» TASK SET
A – Repeat word for word the part of the piece on the China-Pakistan Economic Corridor that begins at the words "The China-Pakistan Economic" and stops after "out is feasible.".
B – Write the next part of the piece on the China-Pakistan Economic Corridor, picking up after its last sentence.

» TEXT PROVIDED
*****

The China-Pakistan Economic Corridor (CPEC) has drawn strong interests of not only the two partners, but also the attention of entire West-, Central- and South Asian nations plus Russia, if not the Middle-East.  In India, Times of India trumpeted a breaking news towards last year end, saying – “Russia backs China – Pak corridor and keeps India on tenterhooks”. Substantial head-shakes followed in diplomatic and political circles with India fuming in disenchantment with consequences for decision-making reverberating into future. CPEC presents India a tough problem, but it was in the making when at least over a decade ago China began work on China-Pak Karakorum high-way. Neither easy solutions, nor clear-cut perceptions are at hand even today. But it need not remain that way. A way out is feasible.

China’s long-term intentions with CPEC go beyond Pakistan’s boundaries. It wants to capture the markets of oil-rich Arab nations and that of entire Africa…

The CPEC is a serious reality from India’s political, strategic and economic interests. Indian public reaction made it out as though India got a painful hit below the belt. One of India’s top strategic analysts, Brahma Chellaney, sought for augmented India-U.S.-Japan relations as a consequence.  The matter, however, is more  complex with political implications sadly misread/over-read.

A principal truth is, India’s hands are as much tied as are Russia’s, due to varying dependencies affecting both with respective uniqueness. Chellaney, has always been a patron of stronger India – U.S. – Japan ties. However, on this issue, a “liberal” perception is needed, due to its complexity. For e.g., one cannot be sure whether CPEC is wholly against India’s “core interest”, as Chellaney might want us to believe, especially when seen from long-term economic interests of all South and Central Asian States and China, particularly from Eurasian and Shanghai Cooperation Organisation (SCO) angles. There are other cold factors defining this problem one needs to be considered :

•  China’s long-term intentions with CPEC go beyond Pakistan’s boundaries. It wants to capture the markets of oil-rich Arab nations and that of entire Africa to flood that continent with cheap Chinese goods in exchange for ensuring raw materials from entire Africa and Middle East at low price for China’s industries. As a consequence China  will not stop with CPEC, but will go further building an African rail-road network for the entire continent and would squeeze India out of Africa . That would help China catapult to the powerful number one status in world economy dislodging the US, curtailing American power.

*****

Lines of data
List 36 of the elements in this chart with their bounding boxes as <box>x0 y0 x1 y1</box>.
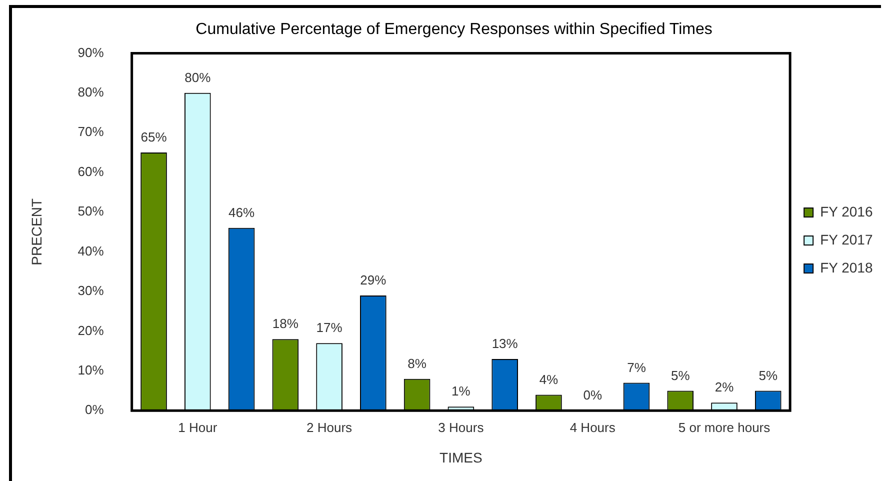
legend-label: FY 2018 <box>820 259 873 276</box>
x-tick-label: 3 Hours <box>438 420 484 435</box>
data-label: 17% <box>316 320 343 336</box>
y-tick-label: 80% <box>78 84 104 100</box>
data-label: 5% <box>670 368 690 383</box>
data-label: 13% <box>492 336 518 352</box>
y-tick-label: 90% <box>78 44 104 60</box>
data-label: 5% <box>758 368 778 383</box>
legend-label: FY 2017 <box>820 231 873 248</box>
data-label: 18% <box>272 316 299 332</box>
data-label: 7% <box>627 360 646 375</box>
y-tick-label: 60% <box>78 164 104 179</box>
x-axis-title: TIMES <box>440 449 482 466</box>
y-tick-label: 20% <box>78 322 104 338</box>
y-tick-label: 30% <box>78 283 104 298</box>
legend-label: FY 2016 <box>820 203 873 220</box>
data-label: 29% <box>360 272 387 288</box>
chart-title: Cumulative Percentage of Emergency Responses within Specified Times <box>196 21 712 38</box>
data-label: 0% <box>583 388 602 403</box>
y-tick-label: 0% <box>85 402 104 418</box>
x-tick-label: 5 or more hours <box>678 420 771 435</box>
y-tick-label: 50% <box>78 204 104 219</box>
y-tick-label: 10% <box>78 362 104 378</box>
x-tick-label: 4 Hours <box>570 420 616 435</box>
y-tick-label: 40% <box>78 243 104 258</box>
x-tick-label: 2 Hours <box>306 420 353 435</box>
data-label: 46% <box>228 205 255 220</box>
x-tick-label: 1 Hour <box>178 420 218 435</box>
y-tick-label: 70% <box>78 124 104 140</box>
data-label: 8% <box>408 356 427 371</box>
data-label: 4% <box>539 372 559 387</box>
y-axis-title: PRECENT <box>28 198 44 266</box>
data-label: 1% <box>452 384 471 399</box>
data-label: 65% <box>140 130 168 145</box>
data-label: 80% <box>184 70 212 85</box>
data-label: 2% <box>714 380 734 395</box>
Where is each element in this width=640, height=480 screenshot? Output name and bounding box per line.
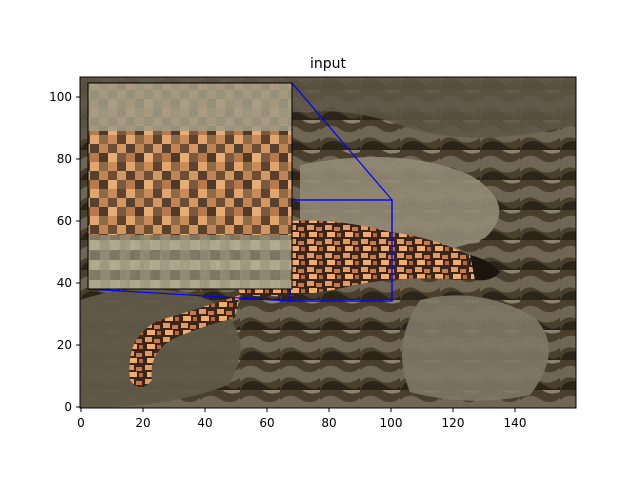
x-tick-label: 140 bbox=[504, 416, 527, 430]
x-tick-label: 60 bbox=[259, 416, 274, 430]
x-tick-label: 0 bbox=[77, 416, 85, 430]
x-tick-label: 80 bbox=[321, 416, 336, 430]
x-tick-label: 120 bbox=[442, 416, 465, 430]
x-tick-label: 100 bbox=[380, 416, 403, 430]
axes-frame bbox=[79, 76, 577, 409]
plot-title: input bbox=[310, 56, 347, 72]
y-tick-label: 20 bbox=[57, 338, 72, 352]
y-tick-label: 40 bbox=[57, 276, 72, 290]
zoom-inset bbox=[88, 83, 292, 289]
y-axis: 0 20 40 60 80 100 bbox=[49, 90, 80, 414]
y-tick-label: 0 bbox=[64, 400, 72, 414]
y-tick-label: 100 bbox=[49, 90, 72, 104]
y-tick-label: 80 bbox=[57, 152, 72, 166]
y-tick-label: 60 bbox=[57, 214, 72, 228]
inset-frame bbox=[87, 82, 293, 290]
connector-line-top bbox=[291, 82, 393, 201]
x-axis: 0 20 40 60 80 100 120 140 bbox=[77, 408, 526, 430]
x-tick-label: 40 bbox=[197, 416, 212, 430]
x-tick-label: 20 bbox=[135, 416, 150, 430]
connector-line-bottom bbox=[87, 288, 291, 302]
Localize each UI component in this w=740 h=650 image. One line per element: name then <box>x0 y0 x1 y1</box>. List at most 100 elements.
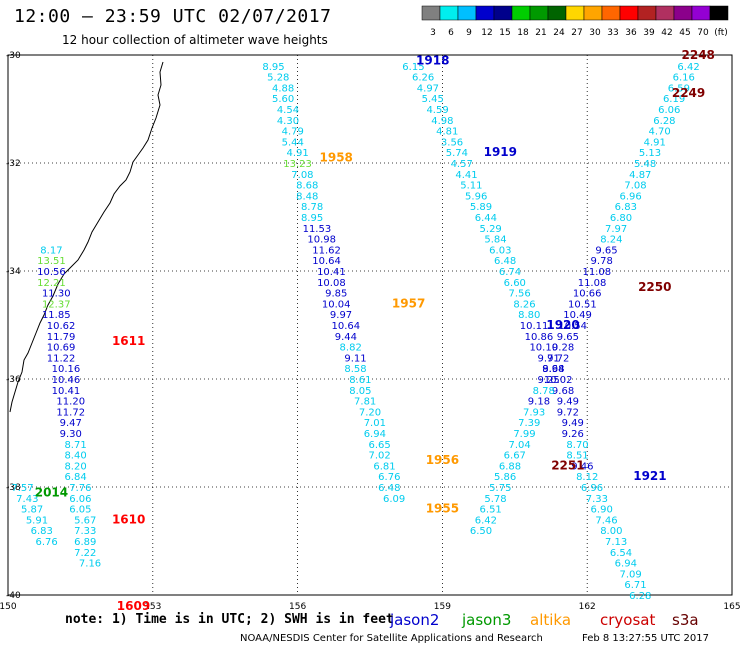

*****

» THE RESPONSES
A –
The China-Pakistan Economic Corridor (CPEC) has drawn strong interests of not only the two partners, but also the attention of entire West-, Central- and South Asian nations plus Russia, if not the Middle-East.  In India, Times of India trumpeted a breaking news towards last year end, saying – “Russia backs China – Pak corridor and keeps India on tenterhooks”. Substantial head-shakes followed in diplomatic and political circles with India fuming in disenchantment with consequences for decision-making reverberating into future. CPEC presents India a tough problem, but it was in the making when at least over a decade ago China began work on China-Pak Karakorum high-way. Neither easy solutions, nor clear-cut perceptions are at hand even today. But it need not remain that way. A way out is feasible.

B –
Russia will do everything not to hurt or go against China’s major economic interests, because indirectly Russia stands to gain commercially from CPEC, even if it hurts old friend India a bit.

•  Russia, labouring under Western sanctions, is keen to extract any economic advantage it can from the China-Pak project, especially when China has placed a massive $400 Billion energy order for Russia’s oil and gas export.  As “quid-pro-quo”, Russia has reciprocated with state-of-the-art military hardware (S-400 Anti-Missile Defence) for China against potential U.S. threat in South China Sea and the Pacific coastal border rim. China is Russia’s biggest external financier. Thus, Russia will do everything not to hurt or go against China’s major economic interests, because indirectly Russia stands to gain commercially from CPEC, even if it hurts old friend India a bit. It is pure economics that drives Moscow, plus Russia’s belief that improving Pakistan’s economy now in shambles will help reduce terror growth within Pakistan. It knows too that India is dependent on Russia for military hardware and will not want to risk that relationship, as no one has transferred military and strategic high-tech to India as Russia has. In fact PM Modi recently exemplified it when he declared India-Russia relations as an “abiding” one (see RIR report …..) It’s also time India had no illusions about Russian game-play.

•  For all practical purposes the division of Kashmir since 1948 with Cease Fire Line (CFL)/Line of Control (LOC) has been in place and is not likely to change in future. India, however, can make it clear that while India will not, in principle, accept that division in Pakistan’s favour, it will not object to a CPEC bringing benefits to India and other South and Central Asian nations. Cooperating on CPEC does in no way imply India is palming Gilgit-Baltistan over to a Pakistan that illegally occupied it.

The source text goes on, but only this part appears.